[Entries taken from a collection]
################

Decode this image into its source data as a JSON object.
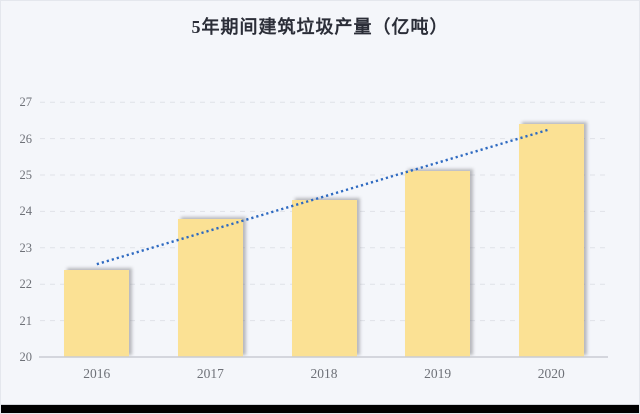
{
  "title": "5年期间建筑垃圾产量（亿吨）",
  "chart_data": {
    "type": "bar",
    "title": "5年期间建筑垃圾产量（亿吨）",
    "categories": [
      "2016",
      "2017",
      "2018",
      "2019",
      "2020"
    ],
    "values": [
      22.4,
      23.8,
      24.3,
      25.1,
      26.4
    ],
    "series_name": "建筑垃圾产量",
    "xlabel": "",
    "ylabel": "",
    "ylim": [
      20,
      27
    ],
    "yticks": [
      20,
      21,
      22,
      23,
      24,
      25,
      26,
      27
    ],
    "grid": "horizontal-dashed",
    "legend": "none",
    "trendline": {
      "style": "dotted-linear",
      "start_value": 22.55,
      "end_value": 26.25
    }
  },
  "colors": {
    "background": "#f4f6fa",
    "bar_fill": "#fbe194",
    "bar_shadow": "rgba(110,110,118,0.45)",
    "trendline": "#2e6ac1",
    "gridline": "#dfe2e8",
    "axis_line": "#c9ccd3",
    "tick_label": "#6e7178",
    "title_color": "#2b2e38",
    "bottom_band": "#000000"
  }
}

################

Exercise description:
Quote the entries above word for word. Leave the images out.

Response:
Decode this image into its source data as a JSON object.
{
  "title": "5年期间建筑垃圾产量（亿吨）",
  "chart_data": {
    "type": "bar",
    "title": "5年期间建筑垃圾产量（亿吨）",
    "categories": [
      "2016",
      "2017",
      "2018",
      "2019",
      "2020"
    ],
    "values": [
      22.4,
      23.8,
      24.3,
      25.1,
      26.4
    ],
    "series_name": "建筑垃圾产量",
    "xlabel": "",
    "ylabel": "",
    "ylim": [
      20,
      27
    ],
    "yticks": [
      20,
      21,
      22,
      23,
      24,
      25,
      26,
      27
    ],
    "grid": "horizontal-dashed",
    "legend": "none",
    "trendline": {
      "style": "dotted-linear",
      "start_value": 22.55,
      "end_value": 26.25
    }
  },
  "colors": {
    "background": "#f4f6fa",
    "bar_fill": "#fbe194",
    "bar_shadow": "rgba(110,110,118,0.45)",
    "trendline": "#2e6ac1",
    "gridline": "#dfe2e8",
    "axis_line": "#c9ccd3",
    "tick_label": "#6e7178",
    "title_color": "#2b2e38",
    "bottom_band": "#000000"
  }
}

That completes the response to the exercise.